Task to carry out: Each entry that follows is to be retyped exactly. Pictures do not belong in the copy.

[Stored records]
--*--

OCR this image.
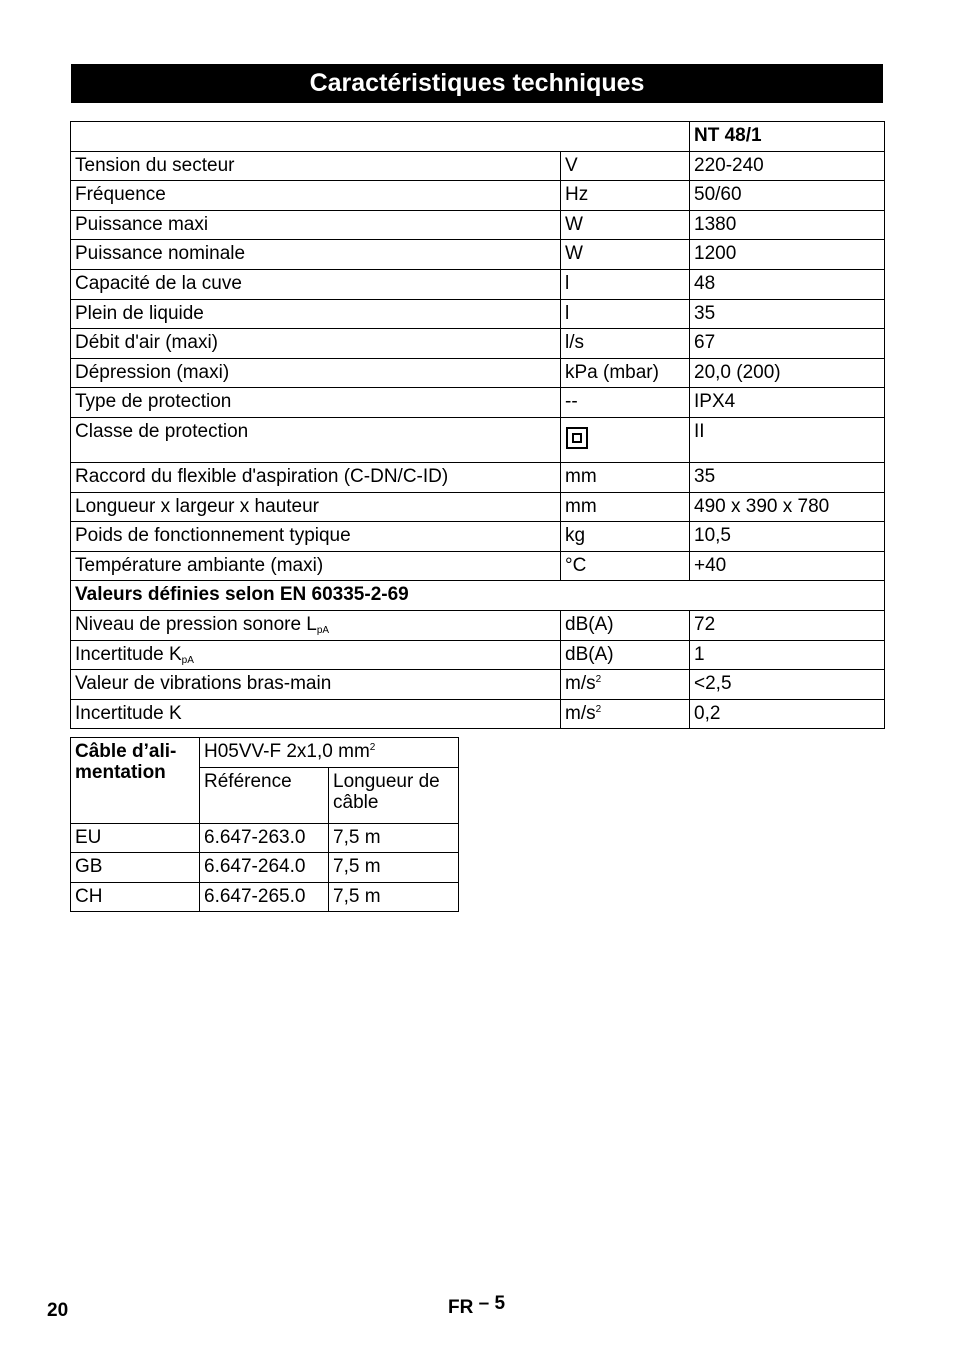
Caractéristiques techniques
		NT 48/1
Tension du secteur	V	220-240
Fréquence	Hz	50/60
Puissance maxi	W	1380
Puissance nominale	W	1200
Capacité de la cuve	l	48
Plein de liquide	l	35
Débit d'air (maxi)	l/s	67
Dépression (maxi)	kPa (mbar)	20,0 (200)
Type de protection	--	IPX4
Classe de protection		II
Raccord du flexible d'aspiration (C-DN/C-ID)	mm	35
Longueur x largeur x hauteur	mm	490 x 390 x 780
Poids de fonctionnement typique	kg	10,5
Température ambiante (maxi)	°C	+40
Valeurs définies selon EN 60335-2-69		
Niveau de pression sonore $L_{pA}$	dB(A)	72
Incertitude $K_{pA}$	dB(A)	1
Valeur de vibrations bras-main	$m/s^2$	<2,5
Incertitude K	$m/s^2$	0,2
Câble d’ali-mentation	H05VV-F 2x1,0 $mm^2$
	Référence	Longueur de câble
EU	6.647-263.0	7,5 m
GB	6.647-264.0	7,5 m
CH	6.647-265.0	7,5 m
20	FR – 5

--*--

Finished exercise:
OCR this image.
Caractéristiques techniques
		NT 48/1
Tension du secteur	V	220-240
Fréquence	Hz	50/60
Puissance maxi	W	1380
Puissance nominale	W	1200
Capacité de la cuve	l	48
Plein de liquide	l	35
Débit d'air (maxi)	l/s	67
Dépression (maxi)	kPa (mbar)	20,0 (200)
Type de protection	--	IPX4
Classe de protection		II
Raccord du flexible d'aspiration (C-DN/C-ID)	mm	35
Longueur x largeur x hauteur	mm	490 x 390 x 780
Poids de fonctionnement typique	kg	10,5
Température ambiante (maxi)	°C	+40
Valeurs définies selon EN 60335-2-69		
Niveau de pression sonore $L_{pA}$	dB(A)	72
Incertitude $K_{pA}$	dB(A)	1
Valeur de vibrations bras-main	$m/s^2$	<2,5
Incertitude K	$m/s^2$	0,2
Câble d’ali-mentation	H05VV-F 2x1,0 $mm^2$
	Référence	Longueur de câble
EU	6.647-263.0	7,5 m
GB	6.647-264.0	7,5 m
CH	6.647-265.0	7,5 m
20	FR – 5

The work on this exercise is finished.